#### Instructions for the task:
Repeat each entry as written and leave the images out of the copy.

[Begin]

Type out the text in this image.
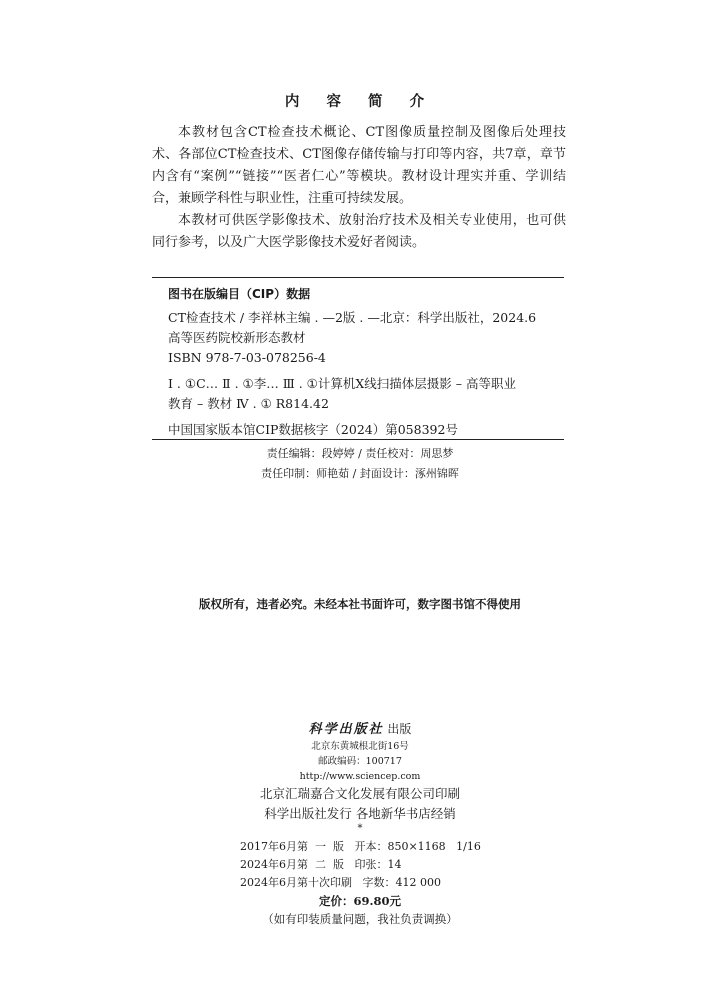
内 容 简 介

本教材包含CT检查技术概论、CT图像质量控制及图像后处理技术、各部位CT检查技术、CT图像存储传输与打印等内容，共7章，章节内含有“案例”“链接”“医者仁心”等模块。教材设计理实并重、学训结合，兼顾学科性与职业性，注重可持续发展。

本教材可供医学影像技术、放射治疗技术及相关专业使用，也可供同行参考，以及广大医学影像技术爱好者阅读。

图书在版编目（CIP）数据
CT检查技术 / 李祥林主编 . —2版 . —北京：科学出版社，2024.6
高等医药院校新形态教材
ISBN 978-7-03-078256-4
Ⅰ . ①C… Ⅱ . ①李… Ⅲ . ①计算机X线扫描体层摄影 – 高等职业
教育 – 教材 Ⅳ . ① R814.42
中国国家版本馆CIP数据核字（2024）第058392号
责任编辑：段婷婷 / 责任校对：周思梦
责任印制：师艳茹 / 封面设计：涿州锦晖
版权所有，违者必究。未经本社书面许可，数字图书馆不得使用
科学出版社 出版
北京东黄城根北街16号
邮政编码：100717
http://www.sciencep.com
北京汇瑞嘉合文化发展有限公司印刷
科学出版社发行 各地新华书店经销
*
2017年6月第  一  版   开本：850×1168   1/16
2024年6月第  二  版   印张：14
2024年6月第十次印刷   字数：412 000
定价：69.80元
（如有印装质量问题，我社负责调换）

[End]

#### Response to this exercise:
Type out the text in this image.
内 容 简 介

本教材包含CT检查技术概论、CT图像质量控制及图像后处理技术、各部位CT检查技术、CT图像存储传输与打印等内容，共7章，章节内含有“案例”“链接”“医者仁心”等模块。教材设计理实并重、学训结合，兼顾学科性与职业性，注重可持续发展。

本教材可供医学影像技术、放射治疗技术及相关专业使用，也可供同行参考，以及广大医学影像技术爱好者阅读。

图书在版编目（CIP）数据
CT检查技术 / 李祥林主编 . —2版 . —北京：科学出版社，2024.6
高等医药院校新形态教材
ISBN 978-7-03-078256-4
Ⅰ . ①C… Ⅱ . ①李… Ⅲ . ①计算机X线扫描体层摄影 – 高等职业
教育 – 教材 Ⅳ . ① R814.42
中国国家版本馆CIP数据核字（2024）第058392号
责任编辑：段婷婷 / 责任校对：周思梦
责任印制：师艳茹 / 封面设计：涿州锦晖
版权所有，违者必究。未经本社书面许可，数字图书馆不得使用
科学出版社 出版
北京东黄城根北街16号
邮政编码：100717
http://www.sciencep.com
北京汇瑞嘉合文化发展有限公司印刷
科学出版社发行 各地新华书店经销
*
2017年6月第  一  版   开本：850×1168   1/16
2024年6月第  二  版   印张：14
2024年6月第十次印刷   字数：412 000
定价：69.80元
（如有印装质量问题，我社负责调换）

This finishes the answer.